### [TASK TO COMPLETE]
Report each line of the data that has "отдельных" somewhere in it.

+++ DATA PROVIDED

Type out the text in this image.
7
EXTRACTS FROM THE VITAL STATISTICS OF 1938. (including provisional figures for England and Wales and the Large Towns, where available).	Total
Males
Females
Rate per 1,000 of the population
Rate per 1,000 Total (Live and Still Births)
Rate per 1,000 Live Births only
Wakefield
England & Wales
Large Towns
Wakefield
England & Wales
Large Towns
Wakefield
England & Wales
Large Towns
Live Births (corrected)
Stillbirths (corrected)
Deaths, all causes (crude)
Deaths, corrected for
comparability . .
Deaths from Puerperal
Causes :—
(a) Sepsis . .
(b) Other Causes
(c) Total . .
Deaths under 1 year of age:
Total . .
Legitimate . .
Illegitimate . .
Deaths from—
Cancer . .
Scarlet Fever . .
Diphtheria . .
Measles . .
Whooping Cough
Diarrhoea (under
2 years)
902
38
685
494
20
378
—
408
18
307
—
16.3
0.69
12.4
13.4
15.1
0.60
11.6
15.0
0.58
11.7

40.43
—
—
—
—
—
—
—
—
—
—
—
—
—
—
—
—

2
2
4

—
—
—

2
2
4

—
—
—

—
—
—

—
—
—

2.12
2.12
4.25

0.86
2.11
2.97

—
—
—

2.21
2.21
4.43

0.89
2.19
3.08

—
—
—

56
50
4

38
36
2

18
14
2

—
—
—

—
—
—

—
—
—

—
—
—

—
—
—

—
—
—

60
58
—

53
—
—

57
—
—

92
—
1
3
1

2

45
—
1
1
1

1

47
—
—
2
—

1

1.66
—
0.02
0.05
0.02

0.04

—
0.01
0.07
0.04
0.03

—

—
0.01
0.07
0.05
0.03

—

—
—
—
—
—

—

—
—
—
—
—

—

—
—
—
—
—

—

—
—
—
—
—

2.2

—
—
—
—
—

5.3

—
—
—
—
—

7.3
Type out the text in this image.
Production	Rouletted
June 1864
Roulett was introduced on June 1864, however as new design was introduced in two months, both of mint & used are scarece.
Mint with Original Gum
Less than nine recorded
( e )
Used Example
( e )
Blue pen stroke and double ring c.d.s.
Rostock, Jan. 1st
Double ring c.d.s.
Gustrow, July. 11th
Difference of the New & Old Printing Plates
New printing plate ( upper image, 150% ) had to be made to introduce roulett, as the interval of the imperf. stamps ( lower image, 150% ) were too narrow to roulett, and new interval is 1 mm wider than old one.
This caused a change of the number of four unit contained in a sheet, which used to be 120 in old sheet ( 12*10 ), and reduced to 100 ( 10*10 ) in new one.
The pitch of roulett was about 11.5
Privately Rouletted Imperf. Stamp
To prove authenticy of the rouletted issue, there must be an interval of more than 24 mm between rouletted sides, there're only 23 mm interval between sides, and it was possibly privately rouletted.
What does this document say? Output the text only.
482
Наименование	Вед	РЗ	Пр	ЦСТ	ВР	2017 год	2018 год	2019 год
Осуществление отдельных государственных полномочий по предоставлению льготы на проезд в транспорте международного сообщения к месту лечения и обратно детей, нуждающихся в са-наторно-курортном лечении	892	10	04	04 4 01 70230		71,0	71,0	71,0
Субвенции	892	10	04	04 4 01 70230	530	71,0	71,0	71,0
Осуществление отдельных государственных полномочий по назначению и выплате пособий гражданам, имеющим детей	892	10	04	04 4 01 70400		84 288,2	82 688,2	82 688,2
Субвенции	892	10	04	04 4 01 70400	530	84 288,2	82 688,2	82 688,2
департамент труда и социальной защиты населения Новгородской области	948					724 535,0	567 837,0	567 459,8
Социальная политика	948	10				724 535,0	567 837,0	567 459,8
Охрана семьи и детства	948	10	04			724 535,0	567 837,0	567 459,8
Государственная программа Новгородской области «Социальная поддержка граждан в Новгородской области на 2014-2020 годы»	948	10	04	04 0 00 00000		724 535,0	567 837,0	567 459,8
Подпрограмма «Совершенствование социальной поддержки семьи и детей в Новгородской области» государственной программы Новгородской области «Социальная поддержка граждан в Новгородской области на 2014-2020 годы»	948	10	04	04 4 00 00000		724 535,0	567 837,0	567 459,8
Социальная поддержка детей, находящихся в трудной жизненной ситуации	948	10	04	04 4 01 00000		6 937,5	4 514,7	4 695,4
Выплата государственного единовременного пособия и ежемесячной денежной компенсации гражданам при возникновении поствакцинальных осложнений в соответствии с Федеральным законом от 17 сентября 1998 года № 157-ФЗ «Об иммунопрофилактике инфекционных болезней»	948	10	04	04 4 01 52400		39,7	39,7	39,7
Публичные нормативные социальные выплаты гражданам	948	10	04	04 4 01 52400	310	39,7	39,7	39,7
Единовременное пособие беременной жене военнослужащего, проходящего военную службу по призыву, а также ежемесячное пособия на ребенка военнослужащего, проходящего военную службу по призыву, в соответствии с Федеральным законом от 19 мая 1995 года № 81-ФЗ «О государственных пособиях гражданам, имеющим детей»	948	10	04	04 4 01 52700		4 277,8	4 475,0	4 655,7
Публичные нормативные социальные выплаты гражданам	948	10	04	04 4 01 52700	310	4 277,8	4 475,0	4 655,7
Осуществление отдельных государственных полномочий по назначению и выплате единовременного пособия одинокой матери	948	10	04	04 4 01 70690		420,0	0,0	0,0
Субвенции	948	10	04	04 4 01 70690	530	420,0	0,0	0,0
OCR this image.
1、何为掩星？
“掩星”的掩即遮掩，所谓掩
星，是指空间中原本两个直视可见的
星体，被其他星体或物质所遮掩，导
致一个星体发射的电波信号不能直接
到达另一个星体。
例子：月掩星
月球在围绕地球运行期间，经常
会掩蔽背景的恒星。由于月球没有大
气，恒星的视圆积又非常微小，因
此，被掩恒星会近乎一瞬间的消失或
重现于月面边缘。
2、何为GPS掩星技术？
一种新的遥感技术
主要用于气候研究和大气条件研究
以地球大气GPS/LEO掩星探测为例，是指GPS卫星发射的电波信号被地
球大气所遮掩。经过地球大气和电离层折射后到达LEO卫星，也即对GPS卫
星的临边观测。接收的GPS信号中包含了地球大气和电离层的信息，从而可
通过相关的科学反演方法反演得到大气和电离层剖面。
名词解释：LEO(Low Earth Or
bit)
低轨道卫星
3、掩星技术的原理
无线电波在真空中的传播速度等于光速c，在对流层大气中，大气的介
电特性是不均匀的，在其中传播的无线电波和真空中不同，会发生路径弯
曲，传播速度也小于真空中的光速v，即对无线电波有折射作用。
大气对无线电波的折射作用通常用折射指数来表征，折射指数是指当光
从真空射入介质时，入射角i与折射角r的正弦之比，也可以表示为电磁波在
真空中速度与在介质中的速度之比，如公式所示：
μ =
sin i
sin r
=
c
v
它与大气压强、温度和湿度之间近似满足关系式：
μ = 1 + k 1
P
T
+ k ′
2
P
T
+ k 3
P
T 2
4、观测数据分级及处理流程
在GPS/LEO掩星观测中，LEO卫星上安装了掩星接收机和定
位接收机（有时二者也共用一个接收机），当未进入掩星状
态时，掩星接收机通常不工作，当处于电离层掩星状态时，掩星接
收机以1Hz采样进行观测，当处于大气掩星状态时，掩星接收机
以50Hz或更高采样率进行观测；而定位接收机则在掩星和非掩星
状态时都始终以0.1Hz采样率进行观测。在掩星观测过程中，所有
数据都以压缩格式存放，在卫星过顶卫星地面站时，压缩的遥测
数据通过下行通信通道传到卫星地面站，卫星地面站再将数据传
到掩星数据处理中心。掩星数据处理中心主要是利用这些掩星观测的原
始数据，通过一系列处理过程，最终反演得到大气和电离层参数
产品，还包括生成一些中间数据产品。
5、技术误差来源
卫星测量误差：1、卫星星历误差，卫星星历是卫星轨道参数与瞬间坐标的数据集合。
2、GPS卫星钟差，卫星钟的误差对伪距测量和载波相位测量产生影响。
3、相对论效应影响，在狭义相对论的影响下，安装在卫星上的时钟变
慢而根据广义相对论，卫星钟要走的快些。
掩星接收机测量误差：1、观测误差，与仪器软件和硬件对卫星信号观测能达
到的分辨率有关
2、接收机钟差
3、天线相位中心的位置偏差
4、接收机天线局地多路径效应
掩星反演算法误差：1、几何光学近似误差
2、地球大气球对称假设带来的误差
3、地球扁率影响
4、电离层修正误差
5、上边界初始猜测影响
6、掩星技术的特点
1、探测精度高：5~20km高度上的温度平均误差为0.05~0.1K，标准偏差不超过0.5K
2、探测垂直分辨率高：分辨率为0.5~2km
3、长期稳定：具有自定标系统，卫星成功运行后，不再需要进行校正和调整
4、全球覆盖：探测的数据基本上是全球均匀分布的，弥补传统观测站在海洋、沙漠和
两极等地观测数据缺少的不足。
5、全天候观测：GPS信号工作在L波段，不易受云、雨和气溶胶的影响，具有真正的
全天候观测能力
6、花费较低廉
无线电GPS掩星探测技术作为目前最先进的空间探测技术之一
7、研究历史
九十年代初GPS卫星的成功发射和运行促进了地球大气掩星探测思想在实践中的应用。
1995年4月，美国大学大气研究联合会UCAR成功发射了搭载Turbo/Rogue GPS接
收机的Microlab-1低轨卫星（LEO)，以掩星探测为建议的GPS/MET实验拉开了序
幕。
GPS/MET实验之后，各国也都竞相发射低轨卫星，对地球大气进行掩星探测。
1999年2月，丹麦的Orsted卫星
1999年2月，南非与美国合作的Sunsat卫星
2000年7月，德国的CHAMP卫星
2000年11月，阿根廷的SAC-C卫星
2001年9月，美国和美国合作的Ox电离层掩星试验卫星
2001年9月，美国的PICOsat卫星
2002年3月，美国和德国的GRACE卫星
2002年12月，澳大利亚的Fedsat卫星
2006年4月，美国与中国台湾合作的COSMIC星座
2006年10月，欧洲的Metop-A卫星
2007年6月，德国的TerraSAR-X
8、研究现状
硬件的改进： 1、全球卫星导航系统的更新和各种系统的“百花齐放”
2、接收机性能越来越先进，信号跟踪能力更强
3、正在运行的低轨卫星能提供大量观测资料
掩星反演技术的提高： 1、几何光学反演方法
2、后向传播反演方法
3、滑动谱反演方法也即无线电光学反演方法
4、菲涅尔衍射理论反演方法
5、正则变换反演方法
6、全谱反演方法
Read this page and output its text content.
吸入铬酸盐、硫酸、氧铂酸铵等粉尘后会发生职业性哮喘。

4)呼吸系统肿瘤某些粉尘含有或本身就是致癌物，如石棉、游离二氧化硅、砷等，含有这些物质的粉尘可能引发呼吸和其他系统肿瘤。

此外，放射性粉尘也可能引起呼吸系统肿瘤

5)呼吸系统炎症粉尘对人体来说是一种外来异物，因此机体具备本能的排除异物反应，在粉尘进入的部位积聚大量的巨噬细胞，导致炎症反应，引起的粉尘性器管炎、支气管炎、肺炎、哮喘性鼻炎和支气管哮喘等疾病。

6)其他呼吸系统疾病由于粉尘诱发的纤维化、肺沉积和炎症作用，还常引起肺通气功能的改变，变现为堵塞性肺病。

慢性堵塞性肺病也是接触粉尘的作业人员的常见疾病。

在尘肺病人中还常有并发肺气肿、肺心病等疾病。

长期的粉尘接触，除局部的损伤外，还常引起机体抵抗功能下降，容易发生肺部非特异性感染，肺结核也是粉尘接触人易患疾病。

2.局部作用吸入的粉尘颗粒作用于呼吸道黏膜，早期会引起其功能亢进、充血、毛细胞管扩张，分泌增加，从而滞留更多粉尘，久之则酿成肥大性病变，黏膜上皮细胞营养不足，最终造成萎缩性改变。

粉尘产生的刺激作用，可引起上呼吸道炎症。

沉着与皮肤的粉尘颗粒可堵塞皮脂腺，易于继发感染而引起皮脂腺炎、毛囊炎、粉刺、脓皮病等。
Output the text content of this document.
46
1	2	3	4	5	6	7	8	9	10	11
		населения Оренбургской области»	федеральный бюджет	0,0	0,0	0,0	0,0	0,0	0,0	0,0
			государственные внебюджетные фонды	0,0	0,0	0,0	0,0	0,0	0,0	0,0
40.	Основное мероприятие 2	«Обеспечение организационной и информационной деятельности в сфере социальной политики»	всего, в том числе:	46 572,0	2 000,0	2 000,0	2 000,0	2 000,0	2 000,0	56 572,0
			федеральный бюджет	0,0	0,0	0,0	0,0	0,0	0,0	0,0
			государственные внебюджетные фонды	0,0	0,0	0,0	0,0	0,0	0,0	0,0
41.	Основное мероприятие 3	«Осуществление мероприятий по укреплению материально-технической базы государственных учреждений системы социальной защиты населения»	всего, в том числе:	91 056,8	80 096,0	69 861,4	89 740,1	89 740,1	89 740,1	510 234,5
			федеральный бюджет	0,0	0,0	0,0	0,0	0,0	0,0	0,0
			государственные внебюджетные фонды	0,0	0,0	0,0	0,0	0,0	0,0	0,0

++++++

### [FINISHED ANSWER]
Осуществление отдельных государственных полномочий по предоставлению льготы на проезд в транспорте международного сообщения к месту лечения и обратно детей, нуждающихся в са-наторно-курортном лечении	892	10	04	04 4 01 70230		71,0	71,0	71,0
Осуществление отдельных государственных полномочий по назначению и выплате пособий гражданам, имеющим детей	892	10	04	04 4 01 70400		84 288,2	82 688,2	82 688,2
Осуществление отдельных государственных полномочий по назначению и выплате единовременного пособия одинокой матери	948	10	04	04 4 01 70690		420,0	0,0	0,0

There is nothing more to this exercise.